* OBJECTIVE *
Reproduce the listing verbatim from its first line through the line containing "Segment this screenshot: for", including both of those lines.
####
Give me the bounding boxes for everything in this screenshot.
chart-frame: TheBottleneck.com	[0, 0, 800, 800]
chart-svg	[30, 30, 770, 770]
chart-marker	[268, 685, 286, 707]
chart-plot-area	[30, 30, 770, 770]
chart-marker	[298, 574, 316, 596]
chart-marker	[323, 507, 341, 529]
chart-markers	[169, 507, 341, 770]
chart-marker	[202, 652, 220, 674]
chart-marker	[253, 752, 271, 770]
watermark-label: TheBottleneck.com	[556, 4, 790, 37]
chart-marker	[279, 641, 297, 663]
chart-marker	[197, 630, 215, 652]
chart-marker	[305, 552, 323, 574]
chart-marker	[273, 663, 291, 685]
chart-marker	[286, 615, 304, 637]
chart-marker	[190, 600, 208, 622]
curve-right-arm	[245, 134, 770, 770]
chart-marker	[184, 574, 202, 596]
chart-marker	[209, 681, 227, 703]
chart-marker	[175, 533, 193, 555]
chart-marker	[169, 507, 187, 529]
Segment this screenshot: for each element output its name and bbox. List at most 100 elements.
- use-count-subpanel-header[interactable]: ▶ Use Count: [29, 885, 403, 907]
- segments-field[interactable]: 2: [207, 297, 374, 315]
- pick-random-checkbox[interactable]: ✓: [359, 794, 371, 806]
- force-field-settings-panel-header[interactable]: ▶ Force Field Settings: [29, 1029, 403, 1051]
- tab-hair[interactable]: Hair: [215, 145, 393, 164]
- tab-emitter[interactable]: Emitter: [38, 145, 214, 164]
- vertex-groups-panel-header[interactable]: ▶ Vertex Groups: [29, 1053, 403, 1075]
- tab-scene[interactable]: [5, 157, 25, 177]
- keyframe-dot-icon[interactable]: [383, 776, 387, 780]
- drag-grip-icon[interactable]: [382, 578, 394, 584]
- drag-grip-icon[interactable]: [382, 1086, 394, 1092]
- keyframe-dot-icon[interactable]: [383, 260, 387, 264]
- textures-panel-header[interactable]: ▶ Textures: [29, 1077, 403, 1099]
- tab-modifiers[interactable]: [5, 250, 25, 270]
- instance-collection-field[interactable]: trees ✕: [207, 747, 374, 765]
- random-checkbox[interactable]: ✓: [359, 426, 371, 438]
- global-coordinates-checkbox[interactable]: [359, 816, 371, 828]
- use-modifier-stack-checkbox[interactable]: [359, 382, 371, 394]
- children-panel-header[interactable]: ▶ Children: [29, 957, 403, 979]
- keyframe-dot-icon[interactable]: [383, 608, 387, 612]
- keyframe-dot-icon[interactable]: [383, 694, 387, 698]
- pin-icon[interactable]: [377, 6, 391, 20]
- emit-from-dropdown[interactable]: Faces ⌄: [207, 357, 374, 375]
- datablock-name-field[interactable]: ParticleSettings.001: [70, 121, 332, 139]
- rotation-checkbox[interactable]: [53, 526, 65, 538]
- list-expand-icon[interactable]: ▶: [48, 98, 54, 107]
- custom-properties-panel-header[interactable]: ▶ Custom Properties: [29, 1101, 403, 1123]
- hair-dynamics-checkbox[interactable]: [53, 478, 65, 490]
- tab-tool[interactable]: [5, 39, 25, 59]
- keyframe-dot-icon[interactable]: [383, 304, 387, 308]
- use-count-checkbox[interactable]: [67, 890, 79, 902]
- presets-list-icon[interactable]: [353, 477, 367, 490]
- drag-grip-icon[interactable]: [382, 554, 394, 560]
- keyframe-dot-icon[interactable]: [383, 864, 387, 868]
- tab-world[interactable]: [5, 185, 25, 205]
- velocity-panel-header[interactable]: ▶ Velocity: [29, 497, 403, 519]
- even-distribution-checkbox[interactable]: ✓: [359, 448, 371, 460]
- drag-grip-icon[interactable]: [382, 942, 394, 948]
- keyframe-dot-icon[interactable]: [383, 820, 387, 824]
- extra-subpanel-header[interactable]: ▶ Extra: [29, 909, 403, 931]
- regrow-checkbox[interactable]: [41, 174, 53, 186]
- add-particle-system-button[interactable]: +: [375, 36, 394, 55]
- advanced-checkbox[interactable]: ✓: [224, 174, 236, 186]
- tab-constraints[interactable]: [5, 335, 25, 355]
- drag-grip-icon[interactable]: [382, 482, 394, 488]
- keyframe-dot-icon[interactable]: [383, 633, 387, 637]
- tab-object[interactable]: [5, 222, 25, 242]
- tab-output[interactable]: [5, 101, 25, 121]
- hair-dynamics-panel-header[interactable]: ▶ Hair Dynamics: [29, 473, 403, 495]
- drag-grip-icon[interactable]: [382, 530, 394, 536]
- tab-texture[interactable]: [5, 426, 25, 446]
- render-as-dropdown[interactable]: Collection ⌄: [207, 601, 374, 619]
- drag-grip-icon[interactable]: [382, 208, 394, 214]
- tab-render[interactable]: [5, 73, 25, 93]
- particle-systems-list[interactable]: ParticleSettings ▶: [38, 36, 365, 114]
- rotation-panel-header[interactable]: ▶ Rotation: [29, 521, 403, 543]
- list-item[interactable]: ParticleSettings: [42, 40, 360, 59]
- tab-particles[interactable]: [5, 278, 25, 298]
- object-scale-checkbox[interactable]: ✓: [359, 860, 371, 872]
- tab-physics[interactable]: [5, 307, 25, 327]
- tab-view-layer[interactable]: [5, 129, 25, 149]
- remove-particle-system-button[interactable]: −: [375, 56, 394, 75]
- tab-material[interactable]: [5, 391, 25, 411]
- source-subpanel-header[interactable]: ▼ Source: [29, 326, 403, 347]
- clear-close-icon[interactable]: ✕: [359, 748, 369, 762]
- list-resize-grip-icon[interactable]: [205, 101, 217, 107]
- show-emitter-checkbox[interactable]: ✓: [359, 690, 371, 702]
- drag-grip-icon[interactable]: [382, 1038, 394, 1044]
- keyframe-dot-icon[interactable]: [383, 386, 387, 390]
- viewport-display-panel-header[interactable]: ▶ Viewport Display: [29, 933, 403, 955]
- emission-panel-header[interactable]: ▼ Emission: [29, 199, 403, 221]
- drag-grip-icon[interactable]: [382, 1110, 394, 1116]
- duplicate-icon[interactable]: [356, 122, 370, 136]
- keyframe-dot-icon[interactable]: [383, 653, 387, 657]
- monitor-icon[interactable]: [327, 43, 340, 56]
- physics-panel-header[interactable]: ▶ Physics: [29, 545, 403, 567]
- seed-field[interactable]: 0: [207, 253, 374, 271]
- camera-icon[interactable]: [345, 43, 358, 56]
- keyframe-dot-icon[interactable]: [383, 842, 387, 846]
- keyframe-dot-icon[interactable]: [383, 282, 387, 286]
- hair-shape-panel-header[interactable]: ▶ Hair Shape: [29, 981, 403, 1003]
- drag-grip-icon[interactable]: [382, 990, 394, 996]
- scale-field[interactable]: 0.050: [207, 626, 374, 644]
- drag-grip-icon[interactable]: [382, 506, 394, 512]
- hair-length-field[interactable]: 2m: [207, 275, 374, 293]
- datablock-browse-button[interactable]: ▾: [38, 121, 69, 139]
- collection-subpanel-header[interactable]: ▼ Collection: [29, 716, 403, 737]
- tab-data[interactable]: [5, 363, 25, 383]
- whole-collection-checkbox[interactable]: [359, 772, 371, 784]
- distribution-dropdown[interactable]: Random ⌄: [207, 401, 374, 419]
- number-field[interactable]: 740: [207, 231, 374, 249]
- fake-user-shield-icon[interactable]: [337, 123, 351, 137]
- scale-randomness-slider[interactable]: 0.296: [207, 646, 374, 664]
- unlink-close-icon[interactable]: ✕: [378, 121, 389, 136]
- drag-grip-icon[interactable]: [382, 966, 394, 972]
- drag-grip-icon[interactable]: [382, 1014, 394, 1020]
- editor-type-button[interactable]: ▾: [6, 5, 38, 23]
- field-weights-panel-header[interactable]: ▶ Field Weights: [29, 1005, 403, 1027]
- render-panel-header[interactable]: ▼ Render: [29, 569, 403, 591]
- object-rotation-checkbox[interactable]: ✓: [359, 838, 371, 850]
####
* EXPECTED ANSWER *
Give me the bounding boxes for everything in this screenshot.
chart-frame: TheBottleneck.com	[0, 0, 800, 800]
chart-svg	[30, 30, 770, 770]
chart-marker	[268, 685, 286, 707]
chart-plot-area	[30, 30, 770, 770]
chart-marker	[298, 574, 316, 596]
chart-marker	[323, 507, 341, 529]
chart-markers	[169, 507, 341, 770]
chart-marker	[202, 652, 220, 674]
chart-marker	[253, 752, 271, 770]
watermark-label: TheBottleneck.com	[556, 4, 790, 37]
chart-marker	[279, 641, 297, 663]
chart-marker	[197, 630, 215, 652]
chart-marker	[305, 552, 323, 574]
chart-marker	[273, 663, 291, 685]
chart-marker	[286, 615, 304, 637]
chart-marker	[190, 600, 208, 622]
curve-right-arm	[245, 134, 770, 770]
chart-marker	[184, 574, 202, 596]
chart-marker	[209, 681, 227, 703]
chart-marker	[175, 533, 193, 555]
chart-marker	[169, 507, 187, 529]
Segment this screenshot: for each element output its name and bbox. List at most 100 elements.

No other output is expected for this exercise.